▽
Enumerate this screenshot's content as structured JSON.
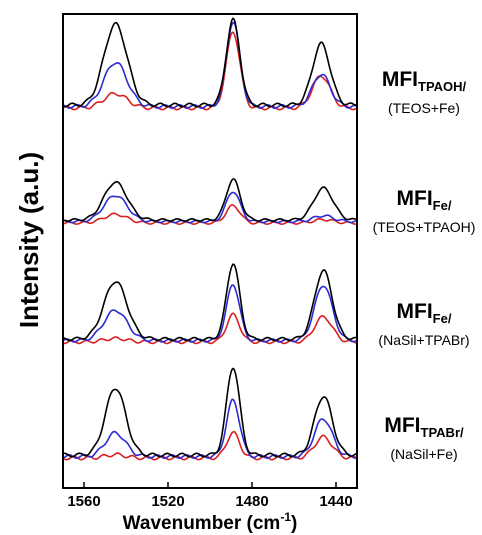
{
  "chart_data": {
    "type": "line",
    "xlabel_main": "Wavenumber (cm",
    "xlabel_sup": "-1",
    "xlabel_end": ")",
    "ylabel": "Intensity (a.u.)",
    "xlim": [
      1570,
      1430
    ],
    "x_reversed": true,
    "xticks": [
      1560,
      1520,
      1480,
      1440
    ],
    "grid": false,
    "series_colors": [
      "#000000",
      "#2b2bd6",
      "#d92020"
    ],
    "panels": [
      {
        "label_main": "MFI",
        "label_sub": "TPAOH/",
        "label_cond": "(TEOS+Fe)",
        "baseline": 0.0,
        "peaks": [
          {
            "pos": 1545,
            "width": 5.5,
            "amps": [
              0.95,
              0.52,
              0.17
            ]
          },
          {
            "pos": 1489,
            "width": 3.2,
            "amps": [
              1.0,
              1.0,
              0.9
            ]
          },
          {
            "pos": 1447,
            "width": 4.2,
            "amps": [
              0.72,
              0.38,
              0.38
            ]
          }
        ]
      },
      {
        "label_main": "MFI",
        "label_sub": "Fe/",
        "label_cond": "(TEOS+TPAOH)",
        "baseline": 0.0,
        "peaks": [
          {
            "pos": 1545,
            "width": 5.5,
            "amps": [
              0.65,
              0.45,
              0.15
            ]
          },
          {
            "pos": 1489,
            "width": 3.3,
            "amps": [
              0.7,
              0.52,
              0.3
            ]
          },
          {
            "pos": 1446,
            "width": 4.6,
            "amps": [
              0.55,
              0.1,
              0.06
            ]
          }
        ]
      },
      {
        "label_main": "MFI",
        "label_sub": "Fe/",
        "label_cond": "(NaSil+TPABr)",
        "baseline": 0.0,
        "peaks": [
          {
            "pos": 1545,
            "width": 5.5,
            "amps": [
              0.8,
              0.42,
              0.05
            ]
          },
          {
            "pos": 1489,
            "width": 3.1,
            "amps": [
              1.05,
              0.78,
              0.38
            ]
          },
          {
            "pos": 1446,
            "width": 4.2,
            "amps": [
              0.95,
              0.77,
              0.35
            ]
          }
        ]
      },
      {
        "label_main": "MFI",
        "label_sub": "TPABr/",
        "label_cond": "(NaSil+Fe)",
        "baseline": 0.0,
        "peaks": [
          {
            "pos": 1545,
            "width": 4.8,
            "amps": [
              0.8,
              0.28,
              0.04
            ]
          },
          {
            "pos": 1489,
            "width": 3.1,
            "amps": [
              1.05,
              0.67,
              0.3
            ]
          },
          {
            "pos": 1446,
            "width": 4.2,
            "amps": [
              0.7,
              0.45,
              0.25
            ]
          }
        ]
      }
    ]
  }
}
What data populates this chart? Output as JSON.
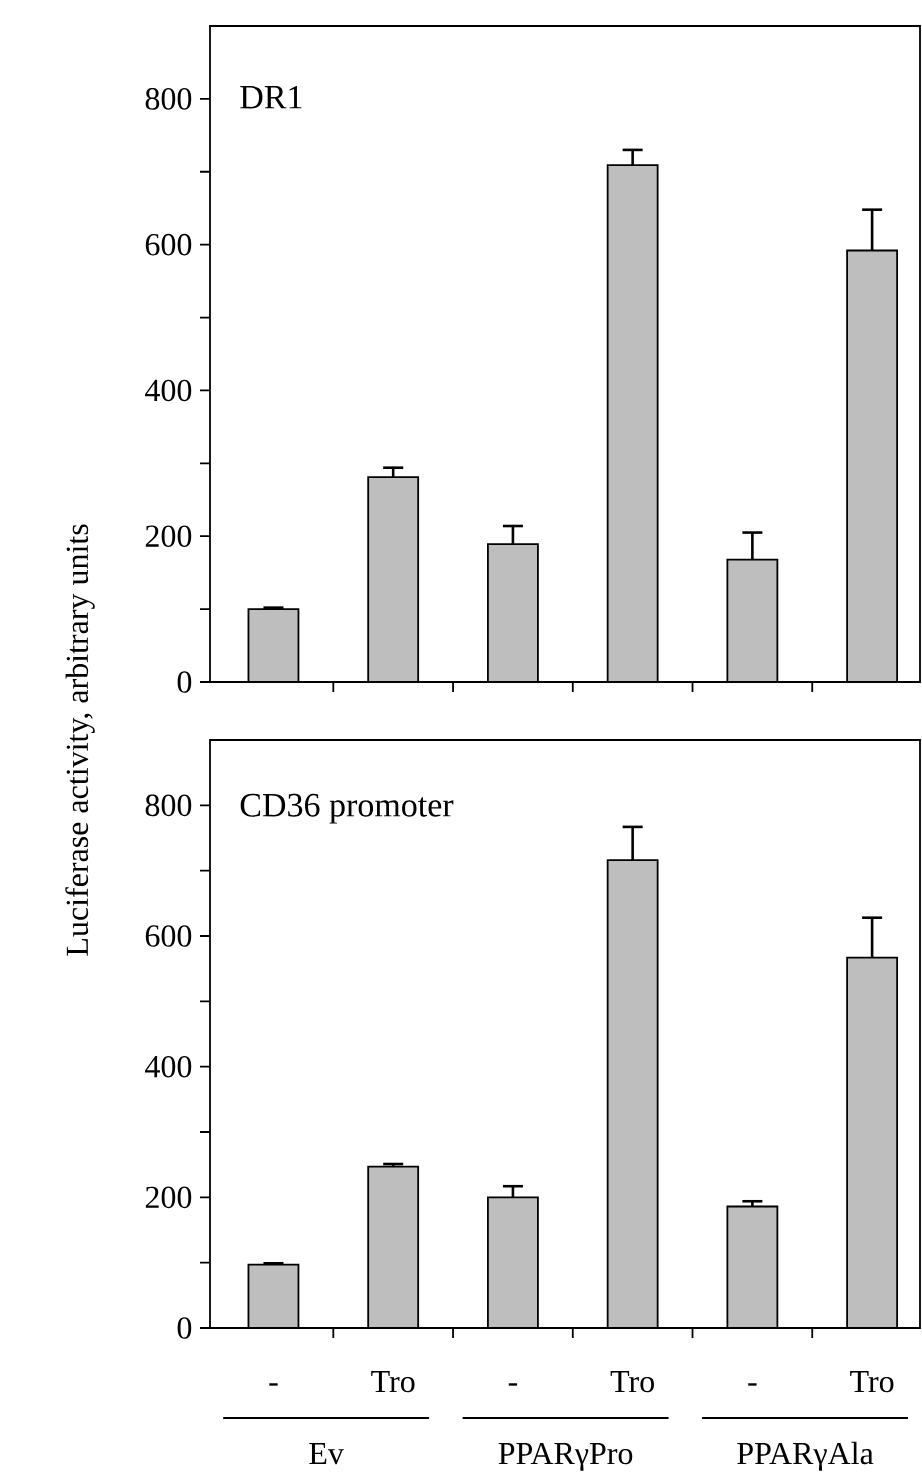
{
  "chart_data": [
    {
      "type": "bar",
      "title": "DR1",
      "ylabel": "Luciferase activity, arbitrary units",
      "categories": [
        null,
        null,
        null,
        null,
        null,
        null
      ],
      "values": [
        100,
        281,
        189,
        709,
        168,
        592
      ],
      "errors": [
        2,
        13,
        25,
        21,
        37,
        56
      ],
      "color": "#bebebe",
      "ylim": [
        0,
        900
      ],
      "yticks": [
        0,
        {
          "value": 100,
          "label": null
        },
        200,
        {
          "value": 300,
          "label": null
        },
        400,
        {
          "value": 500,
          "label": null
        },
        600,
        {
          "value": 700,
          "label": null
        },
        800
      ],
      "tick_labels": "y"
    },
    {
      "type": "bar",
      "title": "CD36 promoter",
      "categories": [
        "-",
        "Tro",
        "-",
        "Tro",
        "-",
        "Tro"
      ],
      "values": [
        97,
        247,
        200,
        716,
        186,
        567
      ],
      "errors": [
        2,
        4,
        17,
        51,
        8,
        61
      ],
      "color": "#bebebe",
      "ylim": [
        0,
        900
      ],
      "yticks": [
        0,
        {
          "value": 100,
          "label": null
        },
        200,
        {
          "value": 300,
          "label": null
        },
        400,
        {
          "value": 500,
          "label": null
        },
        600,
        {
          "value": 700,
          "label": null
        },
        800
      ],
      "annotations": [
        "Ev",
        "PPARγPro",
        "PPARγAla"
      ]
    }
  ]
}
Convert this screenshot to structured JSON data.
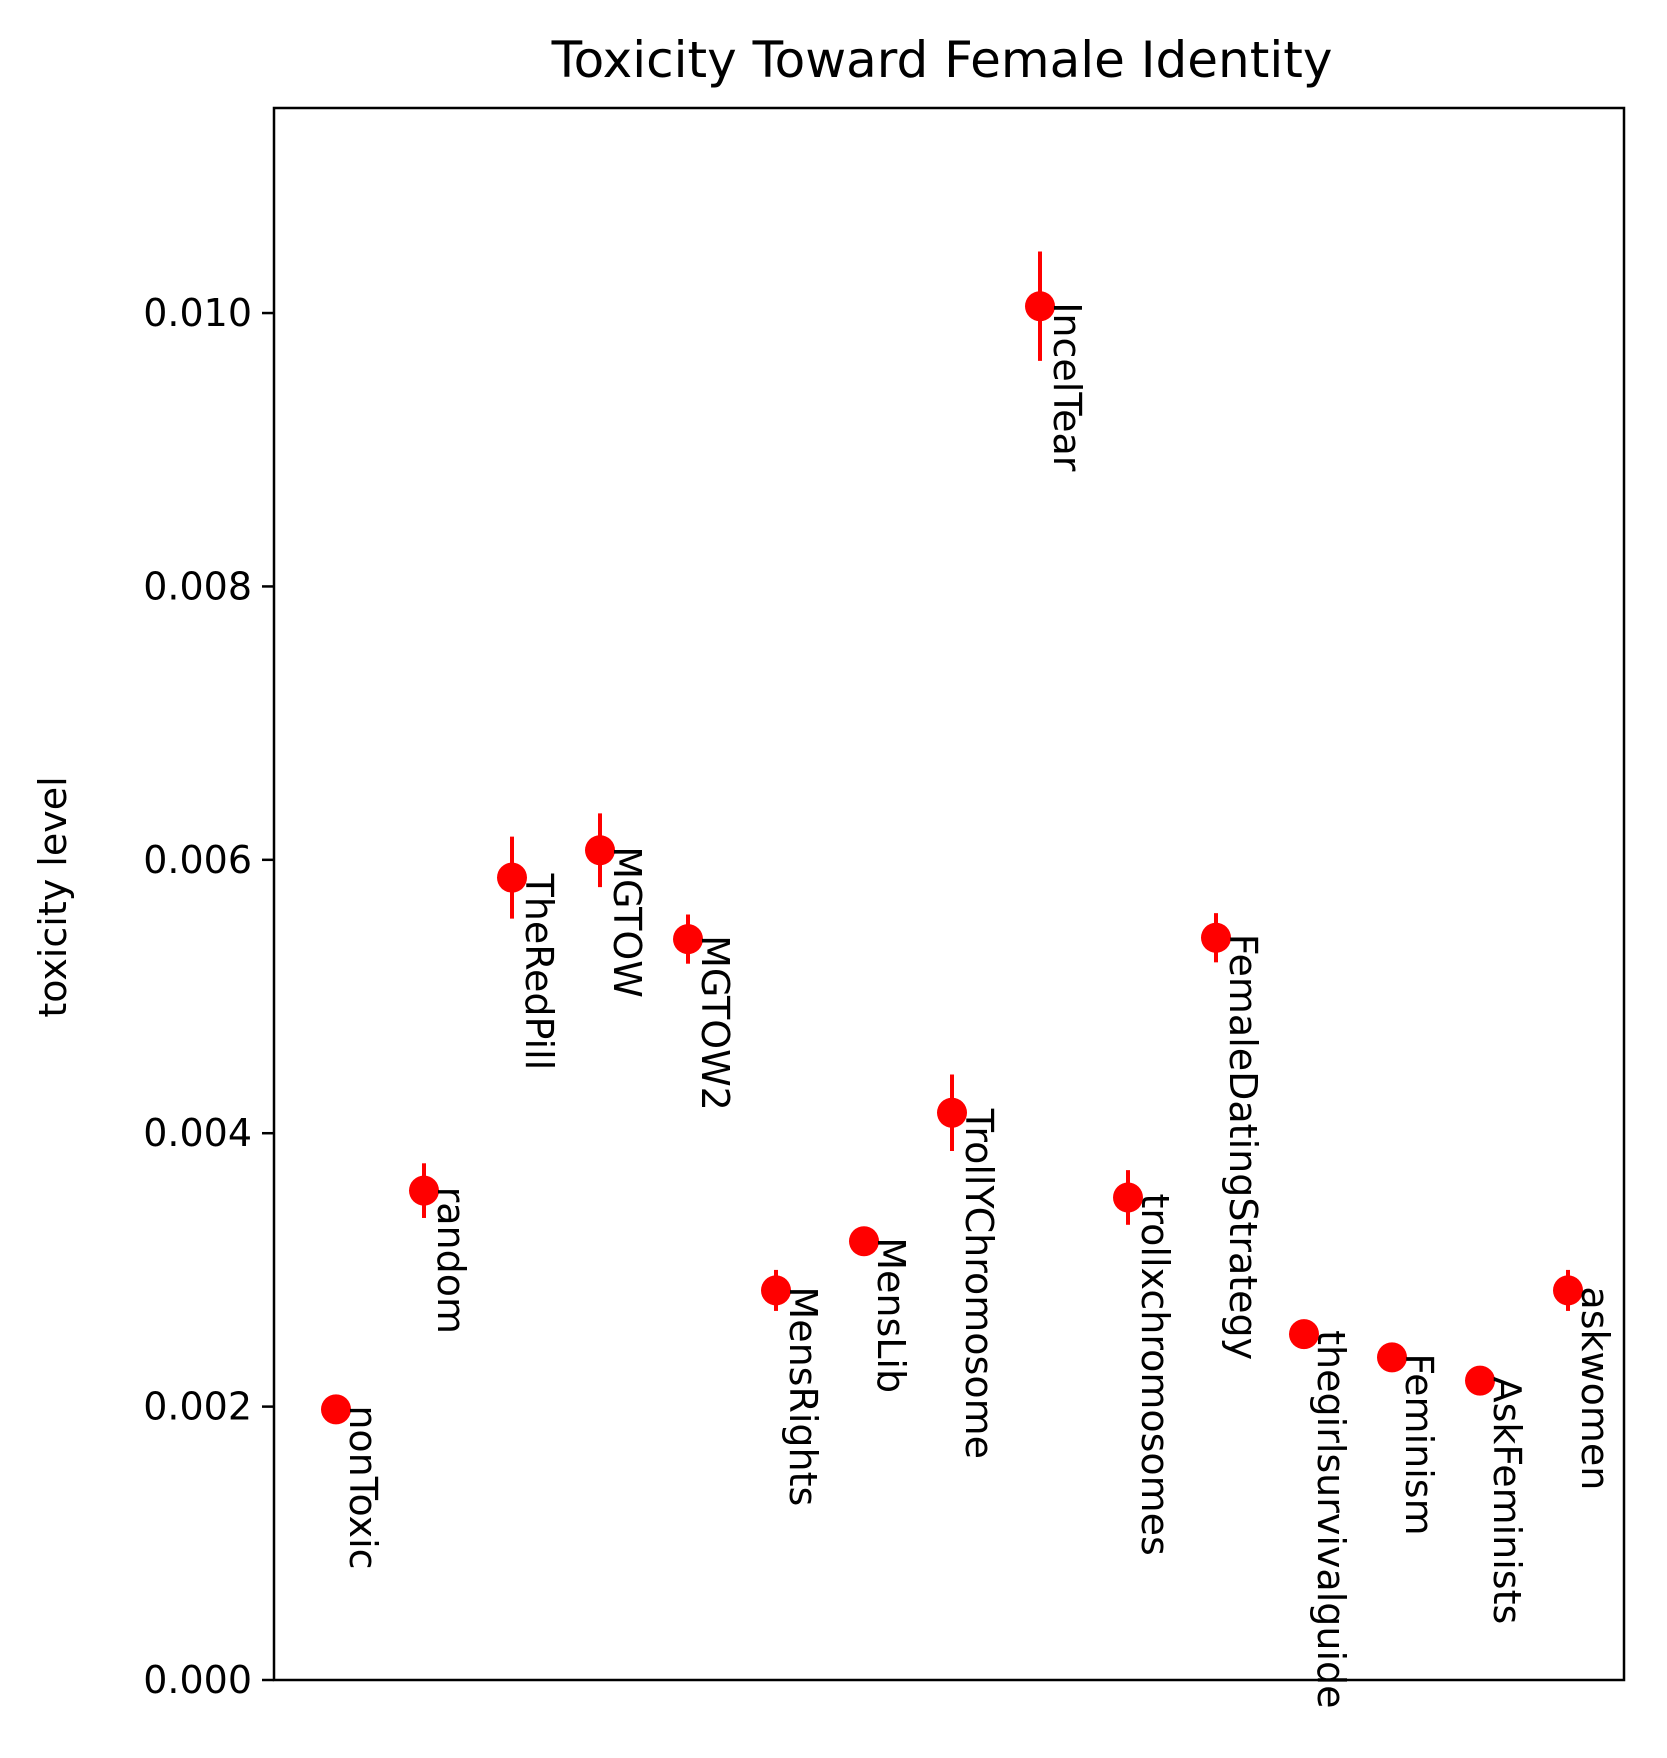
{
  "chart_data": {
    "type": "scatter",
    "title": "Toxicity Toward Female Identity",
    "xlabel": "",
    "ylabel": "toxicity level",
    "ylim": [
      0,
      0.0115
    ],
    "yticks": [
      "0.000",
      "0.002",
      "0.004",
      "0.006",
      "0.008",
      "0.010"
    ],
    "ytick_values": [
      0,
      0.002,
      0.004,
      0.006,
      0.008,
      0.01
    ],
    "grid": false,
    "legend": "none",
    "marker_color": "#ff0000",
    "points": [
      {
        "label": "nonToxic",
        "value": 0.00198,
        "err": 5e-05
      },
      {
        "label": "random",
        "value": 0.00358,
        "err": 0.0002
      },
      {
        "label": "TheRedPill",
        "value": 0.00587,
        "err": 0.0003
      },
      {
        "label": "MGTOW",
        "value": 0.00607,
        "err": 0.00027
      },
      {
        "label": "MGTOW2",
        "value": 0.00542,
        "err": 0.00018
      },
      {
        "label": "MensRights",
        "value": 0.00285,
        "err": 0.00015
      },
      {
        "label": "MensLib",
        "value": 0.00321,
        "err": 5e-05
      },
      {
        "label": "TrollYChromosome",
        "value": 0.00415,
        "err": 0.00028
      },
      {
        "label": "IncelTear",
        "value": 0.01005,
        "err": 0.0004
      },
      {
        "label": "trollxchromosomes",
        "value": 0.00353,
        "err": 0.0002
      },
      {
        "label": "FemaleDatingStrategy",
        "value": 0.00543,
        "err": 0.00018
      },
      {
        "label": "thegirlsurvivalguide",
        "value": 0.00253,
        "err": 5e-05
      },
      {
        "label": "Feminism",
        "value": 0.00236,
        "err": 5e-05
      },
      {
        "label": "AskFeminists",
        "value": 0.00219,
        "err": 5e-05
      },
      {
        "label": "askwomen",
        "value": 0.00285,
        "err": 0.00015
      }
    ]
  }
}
△
DESCRIPTION OF THE TASK:
Copy out the listing exactly as it stands, but not the pictures.

WORKED SOLUTION:
Enumerate this screenshot's content as structured JSON.
{
  "chart_data": {
    "type": "line",
    "xlabel_main": "Wavenumber (cm",
    "xlabel_sup": "-1",
    "xlabel_end": ")",
    "ylabel": "Intensity (a.u.)",
    "xlim": [
      1570,
      1430
    ],
    "x_reversed": true,
    "xticks": [
      1560,
      1520,
      1480,
      1440
    ],
    "grid": false,
    "series_colors": [
      "#000000",
      "#2b2bd6",
      "#d92020"
    ],
    "panels": [
      {
        "label_main": "MFI",
        "label_sub": "TPAOH/",
        "label_cond": "(TEOS+Fe)",
        "baseline": 0.0,
        "peaks": [
          {
            "pos": 1545,
            "width": 5.5,
            "amps": [
              0.95,
              0.52,
              0.17
            ]
          },
          {
            "pos": 1489,
            "width": 3.2,
            "amps": [
              1.0,
              1.0,
              0.9
            ]
          },
          {
            "pos": 1447,
            "width": 4.2,
            "amps": [
              0.72,
              0.38,
              0.38
            ]
          }
        ]
      },
      {
        "label_main": "MFI",
        "label_sub": "Fe/",
        "label_cond": "(TEOS+TPAOH)",
        "baseline": 0.0,
        "peaks": [
          {
            "pos": 1545,
            "width": 5.5,
            "amps": [
              0.65,
              0.45,
              0.15
            ]
          },
          {
            "pos": 1489,
            "width": 3.3,
            "amps": [
              0.7,
              0.52,
              0.3
            ]
          },
          {
            "pos": 1446,
            "width": 4.6,
            "amps": [
              0.55,
              0.1,
              0.06
            ]
          }
        ]
      },
      {
        "label_main": "MFI",
        "label_sub": "Fe/",
        "label_cond": "(NaSil+TPABr)",
        "baseline": 0.0,
        "peaks": [
          {
            "pos": 1545,
            "width": 5.5,
            "amps": [
              0.8,
              0.42,
              0.05
            ]
          },
          {
            "pos": 1489,
            "width": 3.1,
            "amps": [
              1.05,
              0.78,
              0.38
            ]
          },
          {
            "pos": 1446,
            "width": 4.2,
            "amps": [
              0.95,
              0.77,
              0.35
            ]
          }
        ]
      },
      {
        "label_main": "MFI",
        "label_sub": "TPABr/",
        "label_cond": "(NaSil+Fe)",
        "baseline": 0.0,
        "peaks": [
          {
            "pos": 1545,
            "width": 4.8,
            "amps": [
              0.8,
              0.28,
              0.04
            ]
          },
          {
            "pos": 1489,
            "width": 3.1,
            "amps": [
              1.05,
              0.67,
              0.3
            ]
          },
          {
            "pos": 1446,
            "width": 4.2,
            "amps": [
              0.7,
              0.45,
              0.25
            ]
          }
        ]
      }
    ]
  }
}
What data populates this chart? Output as JSON.
{
  "chart_data": [
    {
      "type": "bar",
      "title": "DR1",
      "ylabel": "Luciferase activity, arbitrary units",
      "categories": [
        null,
        null,
        null,
        null,
        null,
        null
      ],
      "values": [
        100,
        281,
        189,
        709,
        168,
        592
      ],
      "errors": [
        2,
        13,
        25,
        21,
        37,
        56
      ],
      "color": "#bebebe",
      "ylim": [
        0,
        900
      ],
      "yticks": [
        0,
        {
          "value": 100,
          "label": null
        },
        200,
        {
          "value": 300,
          "label": null
        },
        400,
        {
          "value": 500,
          "label": null
        },
        600,
        {
          "value": 700,
          "label": null
        },
        800
      ],
      "tick_labels": "y"
    },
    {
      "type": "bar",
      "title": "CD36 promoter",
      "categories": [
        "-",
        "Tro",
        "-",
        "Tro",
        "-",
        "Tro"
      ],
      "values": [
        97,
        247,
        200,
        716,
        186,
        567
      ],
      "errors": [
        2,
        4,
        17,
        51,
        8,
        61
      ],
      "color": "#bebebe",
      "ylim": [
        0,
        900
      ],
      "yticks": [
        0,
        {
          "value": 100,
          "label": null
        },
        200,
        {
          "value": 300,
          "label": null
        },
        400,
        {
          "value": 500,
          "label": null
        },
        600,
        {
          "value": 700,
          "label": null
        },
        800
      ],
      "annotations": [
        "Ev",
        "PPARγPro",
        "PPARγAla"
      ]
    }
  ]
}
Convert this screenshot to structured JSON data.
{
  "chart_data": {
    "type": "scatter",
    "title": "Toxicity Toward Female Identity",
    "xlabel": "",
    "ylabel": "toxicity level",
    "ylim": [
      0,
      0.0115
    ],
    "yticks": [
      "0.000",
      "0.002",
      "0.004",
      "0.006",
      "0.008",
      "0.010"
    ],
    "ytick_values": [
      0,
      0.002,
      0.004,
      0.006,
      0.008,
      0.01
    ],
    "grid": false,
    "legend": "none",
    "marker_color": "#ff0000",
    "points": [
      {
        "label": "nonToxic",
        "value": 0.00198,
        "err": 5e-05
      },
      {
        "label": "random",
        "value": 0.00358,
        "err": 0.0002
      },
      {
        "label": "TheRedPill",
        "value": 0.00587,
        "err": 0.0003
      },
      {
        "label": "MGTOW",
        "value": 0.00607,
        "err": 0.00027
      },
      {
        "label": "MGTOW2",
        "value": 0.00542,
        "err": 0.00018
      },
      {
        "label": "MensRights",
        "value": 0.00285,
        "err": 0.00015
      },
      {
        "label": "MensLib",
        "value": 0.00321,
        "err": 5e-05
      },
      {
        "label": "TrollYChromosome",
        "value": 0.00415,
        "err": 0.00028
      },
      {
        "label": "IncelTear",
        "value": 0.01005,
        "err": 0.0004
      },
      {
        "label": "trollxchromosomes",
        "value": 0.00353,
        "err": 0.0002
      },
      {
        "label": "FemaleDatingStrategy",
        "value": 0.00543,
        "err": 0.00018
      },
      {
        "label": "thegirlsurvivalguide",
        "value": 0.00253,
        "err": 5e-05
      },
      {
        "label": "Feminism",
        "value": 0.00236,
        "err": 5e-05
      },
      {
        "label": "AskFeminists",
        "value": 0.00219,
        "err": 5e-05
      },
      {
        "label": "askwomen",
        "value": 0.00285,
        "err": 0.00015
      }
    ]
  }
}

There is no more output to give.